[start PROVIDED INFORMATION]

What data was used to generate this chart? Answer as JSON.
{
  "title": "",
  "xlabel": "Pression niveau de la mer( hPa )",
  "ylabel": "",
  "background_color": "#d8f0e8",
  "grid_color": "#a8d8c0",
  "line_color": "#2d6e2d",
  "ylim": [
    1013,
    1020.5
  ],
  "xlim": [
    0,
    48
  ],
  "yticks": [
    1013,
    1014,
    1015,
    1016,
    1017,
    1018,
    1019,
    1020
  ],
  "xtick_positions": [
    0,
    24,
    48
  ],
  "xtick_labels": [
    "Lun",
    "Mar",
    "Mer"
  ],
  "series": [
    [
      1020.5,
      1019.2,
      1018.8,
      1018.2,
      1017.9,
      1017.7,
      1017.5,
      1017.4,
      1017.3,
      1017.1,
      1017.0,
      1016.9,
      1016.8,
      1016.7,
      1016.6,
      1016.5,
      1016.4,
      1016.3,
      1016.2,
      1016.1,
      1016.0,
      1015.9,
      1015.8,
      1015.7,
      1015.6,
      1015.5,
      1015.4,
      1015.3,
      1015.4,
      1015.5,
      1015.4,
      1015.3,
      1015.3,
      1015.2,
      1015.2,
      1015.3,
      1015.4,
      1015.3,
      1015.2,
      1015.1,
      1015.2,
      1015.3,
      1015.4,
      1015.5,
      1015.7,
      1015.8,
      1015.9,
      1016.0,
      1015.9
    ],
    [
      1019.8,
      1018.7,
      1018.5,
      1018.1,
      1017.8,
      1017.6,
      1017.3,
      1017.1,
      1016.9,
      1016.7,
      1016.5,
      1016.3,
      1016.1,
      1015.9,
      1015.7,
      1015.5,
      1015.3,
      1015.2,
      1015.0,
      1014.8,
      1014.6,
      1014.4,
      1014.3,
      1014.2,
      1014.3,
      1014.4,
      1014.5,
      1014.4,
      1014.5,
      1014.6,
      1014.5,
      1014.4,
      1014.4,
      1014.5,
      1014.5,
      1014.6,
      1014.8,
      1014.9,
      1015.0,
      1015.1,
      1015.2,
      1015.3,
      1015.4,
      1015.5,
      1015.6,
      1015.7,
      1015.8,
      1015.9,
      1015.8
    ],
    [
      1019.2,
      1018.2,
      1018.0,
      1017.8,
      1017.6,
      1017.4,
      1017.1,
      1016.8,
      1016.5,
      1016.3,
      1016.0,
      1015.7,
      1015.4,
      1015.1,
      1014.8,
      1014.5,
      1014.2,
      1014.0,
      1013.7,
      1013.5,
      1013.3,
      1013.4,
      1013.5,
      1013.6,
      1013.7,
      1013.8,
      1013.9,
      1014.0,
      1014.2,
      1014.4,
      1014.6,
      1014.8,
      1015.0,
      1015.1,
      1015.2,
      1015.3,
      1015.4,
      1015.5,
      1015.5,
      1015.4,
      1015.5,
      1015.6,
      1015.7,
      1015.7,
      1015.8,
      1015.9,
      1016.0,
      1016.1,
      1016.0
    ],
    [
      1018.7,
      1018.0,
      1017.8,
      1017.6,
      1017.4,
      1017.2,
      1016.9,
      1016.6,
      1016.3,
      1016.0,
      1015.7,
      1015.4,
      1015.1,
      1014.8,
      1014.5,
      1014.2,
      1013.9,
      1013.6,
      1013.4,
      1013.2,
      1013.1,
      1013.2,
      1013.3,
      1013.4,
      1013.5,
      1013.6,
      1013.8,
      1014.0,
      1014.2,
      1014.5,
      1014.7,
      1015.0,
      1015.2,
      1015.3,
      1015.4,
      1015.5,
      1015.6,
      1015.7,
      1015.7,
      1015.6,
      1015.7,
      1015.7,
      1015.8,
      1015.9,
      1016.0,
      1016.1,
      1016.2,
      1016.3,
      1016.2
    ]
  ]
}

[end PROVIDED INFORMATION]

- **SET TASK**: Write the complete data out, exactly as above.

- **ANSWER FOR THE TASK**:
What data was used to generate this chart? Answer as JSON.
{
  "title": "",
  "xlabel": "Pression niveau de la mer( hPa )",
  "ylabel": "",
  "background_color": "#d8f0e8",
  "grid_color": "#a8d8c0",
  "line_color": "#2d6e2d",
  "ylim": [
    1013,
    1020.5
  ],
  "xlim": [
    0,
    48
  ],
  "yticks": [
    1013,
    1014,
    1015,
    1016,
    1017,
    1018,
    1019,
    1020
  ],
  "xtick_positions": [
    0,
    24,
    48
  ],
  "xtick_labels": [
    "Lun",
    "Mar",
    "Mer"
  ],
  "series": [
    [
      1020.5,
      1019.2,
      1018.8,
      1018.2,
      1017.9,
      1017.7,
      1017.5,
      1017.4,
      1017.3,
      1017.1,
      1017.0,
      1016.9,
      1016.8,
      1016.7,
      1016.6,
      1016.5,
      1016.4,
      1016.3,
      1016.2,
      1016.1,
      1016.0,
      1015.9,
      1015.8,
      1015.7,
      1015.6,
      1015.5,
      1015.4,
      1015.3,
      1015.4,
      1015.5,
      1015.4,
      1015.3,
      1015.3,
      1015.2,
      1015.2,
      1015.3,
      1015.4,
      1015.3,
      1015.2,
      1015.1,
      1015.2,
      1015.3,
      1015.4,
      1015.5,
      1015.7,
      1015.8,
      1015.9,
      1016.0,
      1015.9
    ],
    [
      1019.8,
      1018.7,
      1018.5,
      1018.1,
      1017.8,
      1017.6,
      1017.3,
      1017.1,
      1016.9,
      1016.7,
      1016.5,
      1016.3,
      1016.1,
      1015.9,
      1015.7,
      1015.5,
      1015.3,
      1015.2,
      1015.0,
      1014.8,
      1014.6,
      1014.4,
      1014.3,
      1014.2,
      1014.3,
      1014.4,
      1014.5,
      1014.4,
      1014.5,
      1014.6,
      1014.5,
      1014.4,
      1014.4,
      1014.5,
      1014.5,
      1014.6,
      1014.8,
      1014.9,
      1015.0,
      1015.1,
      1015.2,
      1015.3,
      1015.4,
      1015.5,
      1015.6,
      1015.7,
      1015.8,
      1015.9,
      1015.8
    ],
    [
      1019.2,
      1018.2,
      1018.0,
      1017.8,
      1017.6,
      1017.4,
      1017.1,
      1016.8,
      1016.5,
      1016.3,
      1016.0,
      1015.7,
      1015.4,
      1015.1,
      1014.8,
      1014.5,
      1014.2,
      1014.0,
      1013.7,
      1013.5,
      1013.3,
      1013.4,
      1013.5,
      1013.6,
      1013.7,
      1013.8,
      1013.9,
      1014.0,
      1014.2,
      1014.4,
      1014.6,
      1014.8,
      1015.0,
      1015.1,
      1015.2,
      1015.3,
      1015.4,
      1015.5,
      1015.5,
      1015.4,
      1015.5,
      1015.6,
      1015.7,
      1015.7,
      1015.8,
      1015.9,
      1016.0,
      1016.1,
      1016.0
    ],
    [
      1018.7,
      1018.0,
      1017.8,
      1017.6,
      1017.4,
      1017.2,
      1016.9,
      1016.6,
      1016.3,
      1016.0,
      1015.7,
      1015.4,
      1015.1,
      1014.8,
      1014.5,
      1014.2,
      1013.9,
      1013.6,
      1013.4,
      1013.2,
      1013.1,
      1013.2,
      1013.3,
      1013.4,
      1013.5,
      1013.6,
      1013.8,
      1014.0,
      1014.2,
      1014.5,
      1014.7,
      1015.0,
      1015.2,
      1015.3,
      1015.4,
      1015.5,
      1015.6,
      1015.7,
      1015.7,
      1015.6,
      1015.7,
      1015.7,
      1015.8,
      1015.9,
      1016.0,
      1016.1,
      1016.2,
      1016.3,
      1016.2
    ]
  ]
}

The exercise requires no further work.